Task requirements –
Copy out each line of the material below that holds the string "data".

### Exercise material ###

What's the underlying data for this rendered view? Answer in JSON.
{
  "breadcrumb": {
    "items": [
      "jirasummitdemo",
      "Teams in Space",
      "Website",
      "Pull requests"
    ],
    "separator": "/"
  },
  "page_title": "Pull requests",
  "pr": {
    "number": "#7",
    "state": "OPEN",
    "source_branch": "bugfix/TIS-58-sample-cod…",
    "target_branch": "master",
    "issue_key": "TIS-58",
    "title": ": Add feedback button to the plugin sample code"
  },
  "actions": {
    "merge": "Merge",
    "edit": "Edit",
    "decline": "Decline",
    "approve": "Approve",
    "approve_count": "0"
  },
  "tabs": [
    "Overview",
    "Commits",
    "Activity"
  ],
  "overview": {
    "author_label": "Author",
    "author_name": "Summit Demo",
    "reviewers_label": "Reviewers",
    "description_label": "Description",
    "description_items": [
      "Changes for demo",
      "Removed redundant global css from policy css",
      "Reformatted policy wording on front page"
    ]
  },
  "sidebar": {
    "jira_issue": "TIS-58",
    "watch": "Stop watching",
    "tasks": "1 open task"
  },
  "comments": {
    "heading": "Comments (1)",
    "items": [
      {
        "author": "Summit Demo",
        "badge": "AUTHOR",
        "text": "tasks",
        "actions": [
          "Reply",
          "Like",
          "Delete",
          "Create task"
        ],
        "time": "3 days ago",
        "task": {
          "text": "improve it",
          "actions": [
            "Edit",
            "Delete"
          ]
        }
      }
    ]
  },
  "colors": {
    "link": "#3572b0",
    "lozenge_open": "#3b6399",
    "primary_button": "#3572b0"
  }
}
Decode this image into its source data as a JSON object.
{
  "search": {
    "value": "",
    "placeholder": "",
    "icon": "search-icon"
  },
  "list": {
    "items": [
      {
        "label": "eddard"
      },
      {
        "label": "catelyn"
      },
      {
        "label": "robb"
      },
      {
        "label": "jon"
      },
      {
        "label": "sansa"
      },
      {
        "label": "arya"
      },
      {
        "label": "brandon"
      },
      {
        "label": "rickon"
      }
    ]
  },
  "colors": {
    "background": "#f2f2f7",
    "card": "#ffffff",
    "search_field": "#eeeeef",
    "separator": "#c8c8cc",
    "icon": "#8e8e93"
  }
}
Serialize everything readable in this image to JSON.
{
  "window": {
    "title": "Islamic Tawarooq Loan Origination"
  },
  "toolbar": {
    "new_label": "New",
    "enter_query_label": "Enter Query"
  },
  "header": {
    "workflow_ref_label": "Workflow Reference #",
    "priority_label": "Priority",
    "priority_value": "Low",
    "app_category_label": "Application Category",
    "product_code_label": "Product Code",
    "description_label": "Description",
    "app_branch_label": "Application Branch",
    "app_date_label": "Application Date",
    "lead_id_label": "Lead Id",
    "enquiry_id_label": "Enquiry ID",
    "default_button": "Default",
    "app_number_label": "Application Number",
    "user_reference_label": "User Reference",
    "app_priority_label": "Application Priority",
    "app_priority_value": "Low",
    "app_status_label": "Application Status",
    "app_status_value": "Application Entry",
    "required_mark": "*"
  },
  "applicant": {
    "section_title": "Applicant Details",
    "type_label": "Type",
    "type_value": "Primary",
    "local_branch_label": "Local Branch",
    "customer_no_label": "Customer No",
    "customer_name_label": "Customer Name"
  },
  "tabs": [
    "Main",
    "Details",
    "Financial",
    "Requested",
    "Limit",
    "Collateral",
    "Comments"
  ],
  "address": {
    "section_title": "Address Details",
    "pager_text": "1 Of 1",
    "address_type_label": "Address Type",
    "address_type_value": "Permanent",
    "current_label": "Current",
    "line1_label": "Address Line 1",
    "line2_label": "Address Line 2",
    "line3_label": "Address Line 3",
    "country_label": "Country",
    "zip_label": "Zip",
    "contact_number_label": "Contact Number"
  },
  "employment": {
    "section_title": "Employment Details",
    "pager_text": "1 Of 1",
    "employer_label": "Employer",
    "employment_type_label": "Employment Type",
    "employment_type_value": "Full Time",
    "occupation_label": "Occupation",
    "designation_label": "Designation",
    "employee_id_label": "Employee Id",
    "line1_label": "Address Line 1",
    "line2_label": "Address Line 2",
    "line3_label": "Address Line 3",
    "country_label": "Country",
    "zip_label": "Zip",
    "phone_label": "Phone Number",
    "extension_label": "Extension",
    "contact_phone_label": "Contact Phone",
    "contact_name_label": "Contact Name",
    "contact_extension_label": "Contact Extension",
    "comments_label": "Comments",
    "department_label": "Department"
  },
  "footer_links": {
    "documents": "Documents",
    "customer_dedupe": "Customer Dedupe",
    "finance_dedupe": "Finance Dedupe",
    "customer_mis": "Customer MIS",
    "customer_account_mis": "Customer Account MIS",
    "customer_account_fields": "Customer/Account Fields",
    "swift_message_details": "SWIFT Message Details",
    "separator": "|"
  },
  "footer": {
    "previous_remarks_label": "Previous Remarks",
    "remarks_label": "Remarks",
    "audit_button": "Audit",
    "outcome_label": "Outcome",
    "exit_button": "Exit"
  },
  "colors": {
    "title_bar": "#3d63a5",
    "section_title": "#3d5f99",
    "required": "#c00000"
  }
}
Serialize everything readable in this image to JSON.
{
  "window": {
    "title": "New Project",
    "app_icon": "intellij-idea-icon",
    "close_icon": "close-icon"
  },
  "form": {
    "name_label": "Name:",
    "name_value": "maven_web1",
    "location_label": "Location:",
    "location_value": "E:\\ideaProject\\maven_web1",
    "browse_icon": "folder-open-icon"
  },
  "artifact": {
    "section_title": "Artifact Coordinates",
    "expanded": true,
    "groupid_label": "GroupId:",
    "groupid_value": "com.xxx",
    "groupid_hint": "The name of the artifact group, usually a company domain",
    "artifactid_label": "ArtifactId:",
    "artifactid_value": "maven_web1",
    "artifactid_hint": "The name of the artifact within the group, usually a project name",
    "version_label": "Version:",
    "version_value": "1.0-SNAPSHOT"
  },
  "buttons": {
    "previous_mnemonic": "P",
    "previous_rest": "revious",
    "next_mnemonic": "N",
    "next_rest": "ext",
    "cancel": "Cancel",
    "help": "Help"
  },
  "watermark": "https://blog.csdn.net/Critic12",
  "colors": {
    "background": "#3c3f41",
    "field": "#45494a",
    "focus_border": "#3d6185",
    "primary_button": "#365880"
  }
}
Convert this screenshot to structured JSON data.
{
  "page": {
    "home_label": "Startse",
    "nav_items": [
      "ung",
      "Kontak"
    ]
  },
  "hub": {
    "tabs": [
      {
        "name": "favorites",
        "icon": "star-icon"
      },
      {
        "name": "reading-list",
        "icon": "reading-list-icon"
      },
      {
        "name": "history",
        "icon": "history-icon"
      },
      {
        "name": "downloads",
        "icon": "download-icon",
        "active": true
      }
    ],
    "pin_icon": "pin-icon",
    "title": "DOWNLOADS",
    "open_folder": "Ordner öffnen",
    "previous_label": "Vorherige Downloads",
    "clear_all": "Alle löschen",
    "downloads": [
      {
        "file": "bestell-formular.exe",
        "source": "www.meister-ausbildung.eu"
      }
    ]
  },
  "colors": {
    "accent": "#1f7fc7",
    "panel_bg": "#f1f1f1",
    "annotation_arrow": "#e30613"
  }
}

###

Written response –
What's the underlying data for this rendered view? Answer in JSON.
Decode this image into its source data as a JSON object.
Convert this screenshot to structured JSON data.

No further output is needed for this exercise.